> [What you should do]
Copy the entries below word for word, starting with the first line and ending after the line that contains "rear right wheel: [429, 579, 471, 678]".

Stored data
....

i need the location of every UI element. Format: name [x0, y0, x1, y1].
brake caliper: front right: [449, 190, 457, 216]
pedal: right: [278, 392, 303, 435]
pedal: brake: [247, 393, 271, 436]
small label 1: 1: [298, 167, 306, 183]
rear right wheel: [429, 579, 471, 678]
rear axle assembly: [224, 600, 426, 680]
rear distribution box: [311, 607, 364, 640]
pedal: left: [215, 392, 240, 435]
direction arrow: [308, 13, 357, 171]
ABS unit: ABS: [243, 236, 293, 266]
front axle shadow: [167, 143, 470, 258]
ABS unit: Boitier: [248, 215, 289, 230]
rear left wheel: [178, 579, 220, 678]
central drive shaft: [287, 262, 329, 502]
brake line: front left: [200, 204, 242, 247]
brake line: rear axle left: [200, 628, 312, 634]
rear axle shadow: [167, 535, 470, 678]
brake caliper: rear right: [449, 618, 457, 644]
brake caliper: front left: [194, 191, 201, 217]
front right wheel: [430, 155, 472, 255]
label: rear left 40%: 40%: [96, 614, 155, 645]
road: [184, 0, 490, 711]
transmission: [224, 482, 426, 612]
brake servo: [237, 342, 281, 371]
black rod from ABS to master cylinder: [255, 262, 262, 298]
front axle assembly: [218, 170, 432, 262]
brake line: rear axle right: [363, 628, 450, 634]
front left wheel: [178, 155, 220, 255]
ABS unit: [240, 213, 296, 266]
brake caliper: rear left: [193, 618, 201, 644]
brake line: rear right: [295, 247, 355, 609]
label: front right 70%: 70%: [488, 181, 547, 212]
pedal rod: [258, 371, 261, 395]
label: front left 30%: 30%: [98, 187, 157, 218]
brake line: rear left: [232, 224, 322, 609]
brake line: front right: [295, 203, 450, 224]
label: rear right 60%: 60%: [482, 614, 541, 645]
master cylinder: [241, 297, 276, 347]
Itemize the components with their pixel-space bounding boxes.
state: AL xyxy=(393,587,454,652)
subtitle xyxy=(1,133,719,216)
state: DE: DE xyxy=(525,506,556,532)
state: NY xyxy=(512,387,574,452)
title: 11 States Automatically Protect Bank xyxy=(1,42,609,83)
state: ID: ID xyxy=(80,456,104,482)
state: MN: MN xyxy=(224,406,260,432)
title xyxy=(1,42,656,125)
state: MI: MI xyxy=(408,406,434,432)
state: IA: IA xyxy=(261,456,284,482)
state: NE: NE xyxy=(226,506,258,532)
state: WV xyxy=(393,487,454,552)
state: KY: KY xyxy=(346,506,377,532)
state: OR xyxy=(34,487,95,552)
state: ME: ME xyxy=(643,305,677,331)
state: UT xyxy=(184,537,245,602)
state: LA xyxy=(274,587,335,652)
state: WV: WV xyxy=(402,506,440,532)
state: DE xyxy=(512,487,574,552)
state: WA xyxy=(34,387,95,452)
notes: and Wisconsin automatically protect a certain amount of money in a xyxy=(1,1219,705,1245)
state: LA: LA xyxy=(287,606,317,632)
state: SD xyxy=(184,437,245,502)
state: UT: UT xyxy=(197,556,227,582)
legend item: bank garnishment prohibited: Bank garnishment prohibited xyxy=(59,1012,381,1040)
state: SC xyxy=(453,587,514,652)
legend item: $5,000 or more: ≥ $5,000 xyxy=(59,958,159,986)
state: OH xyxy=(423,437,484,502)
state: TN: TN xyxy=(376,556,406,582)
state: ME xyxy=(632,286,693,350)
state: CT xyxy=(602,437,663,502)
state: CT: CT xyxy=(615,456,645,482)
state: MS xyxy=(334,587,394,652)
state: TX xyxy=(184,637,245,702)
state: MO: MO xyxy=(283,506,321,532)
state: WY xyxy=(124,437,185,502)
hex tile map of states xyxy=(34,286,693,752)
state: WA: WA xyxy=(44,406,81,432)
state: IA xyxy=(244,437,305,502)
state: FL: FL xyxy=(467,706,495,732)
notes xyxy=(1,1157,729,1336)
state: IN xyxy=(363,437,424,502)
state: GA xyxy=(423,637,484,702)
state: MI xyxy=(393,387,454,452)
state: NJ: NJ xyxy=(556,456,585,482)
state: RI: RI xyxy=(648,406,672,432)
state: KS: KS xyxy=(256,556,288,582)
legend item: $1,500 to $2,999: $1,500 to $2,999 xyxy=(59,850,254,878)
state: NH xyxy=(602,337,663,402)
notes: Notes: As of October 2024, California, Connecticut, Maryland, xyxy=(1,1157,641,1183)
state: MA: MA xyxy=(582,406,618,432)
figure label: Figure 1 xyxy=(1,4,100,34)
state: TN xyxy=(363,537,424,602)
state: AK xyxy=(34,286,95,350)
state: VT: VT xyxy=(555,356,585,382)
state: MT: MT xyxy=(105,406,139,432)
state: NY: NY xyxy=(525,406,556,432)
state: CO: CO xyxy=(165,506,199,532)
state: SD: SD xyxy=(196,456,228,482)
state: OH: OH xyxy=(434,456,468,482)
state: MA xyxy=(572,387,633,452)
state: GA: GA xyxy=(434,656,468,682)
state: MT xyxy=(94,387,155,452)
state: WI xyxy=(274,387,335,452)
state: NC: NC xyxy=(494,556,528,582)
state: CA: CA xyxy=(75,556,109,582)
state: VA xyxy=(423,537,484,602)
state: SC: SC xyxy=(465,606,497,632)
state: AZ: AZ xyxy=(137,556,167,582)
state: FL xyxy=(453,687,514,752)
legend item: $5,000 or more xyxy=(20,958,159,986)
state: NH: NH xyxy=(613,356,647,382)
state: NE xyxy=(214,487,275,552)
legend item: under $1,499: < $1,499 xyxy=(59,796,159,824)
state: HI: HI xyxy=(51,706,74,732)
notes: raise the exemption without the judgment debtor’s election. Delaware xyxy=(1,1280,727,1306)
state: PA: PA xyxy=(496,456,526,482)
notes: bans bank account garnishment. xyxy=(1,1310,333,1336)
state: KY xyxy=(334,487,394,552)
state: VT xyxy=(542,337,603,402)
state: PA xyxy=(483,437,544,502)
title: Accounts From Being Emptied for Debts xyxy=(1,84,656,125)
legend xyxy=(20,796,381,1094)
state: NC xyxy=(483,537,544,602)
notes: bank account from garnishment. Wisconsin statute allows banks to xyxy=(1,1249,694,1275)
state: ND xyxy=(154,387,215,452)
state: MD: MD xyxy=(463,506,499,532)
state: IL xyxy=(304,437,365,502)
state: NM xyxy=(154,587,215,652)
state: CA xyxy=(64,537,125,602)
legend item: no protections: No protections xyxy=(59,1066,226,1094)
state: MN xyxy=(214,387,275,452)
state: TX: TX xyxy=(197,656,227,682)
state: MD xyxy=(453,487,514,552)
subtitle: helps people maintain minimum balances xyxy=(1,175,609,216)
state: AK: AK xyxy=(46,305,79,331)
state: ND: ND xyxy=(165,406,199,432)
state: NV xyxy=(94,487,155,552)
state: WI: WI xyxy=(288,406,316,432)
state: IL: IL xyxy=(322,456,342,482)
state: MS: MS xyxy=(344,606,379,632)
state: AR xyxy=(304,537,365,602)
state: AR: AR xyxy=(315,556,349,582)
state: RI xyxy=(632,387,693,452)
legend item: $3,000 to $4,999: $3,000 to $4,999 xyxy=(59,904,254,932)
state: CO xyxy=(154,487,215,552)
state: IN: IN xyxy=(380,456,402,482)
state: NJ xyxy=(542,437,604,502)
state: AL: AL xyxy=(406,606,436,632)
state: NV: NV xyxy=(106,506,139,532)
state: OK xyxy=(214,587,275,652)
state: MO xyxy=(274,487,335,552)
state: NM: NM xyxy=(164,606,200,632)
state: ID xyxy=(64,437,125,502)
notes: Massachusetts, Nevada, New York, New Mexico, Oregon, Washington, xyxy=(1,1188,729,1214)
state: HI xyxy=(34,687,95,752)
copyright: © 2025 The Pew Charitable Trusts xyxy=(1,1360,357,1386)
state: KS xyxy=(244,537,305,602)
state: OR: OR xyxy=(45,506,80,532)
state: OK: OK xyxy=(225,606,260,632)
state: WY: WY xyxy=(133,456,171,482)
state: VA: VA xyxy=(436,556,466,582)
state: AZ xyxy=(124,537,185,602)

....

> [Finished exercise]
i need the location of every UI element. Format: name [x0, y0, x1, y1].
brake caliper: front right: [449, 190, 457, 216]
pedal: right: [278, 392, 303, 435]
pedal: brake: [247, 393, 271, 436]
small label 1: 1: [298, 167, 306, 183]
rear right wheel: [429, 579, 471, 678]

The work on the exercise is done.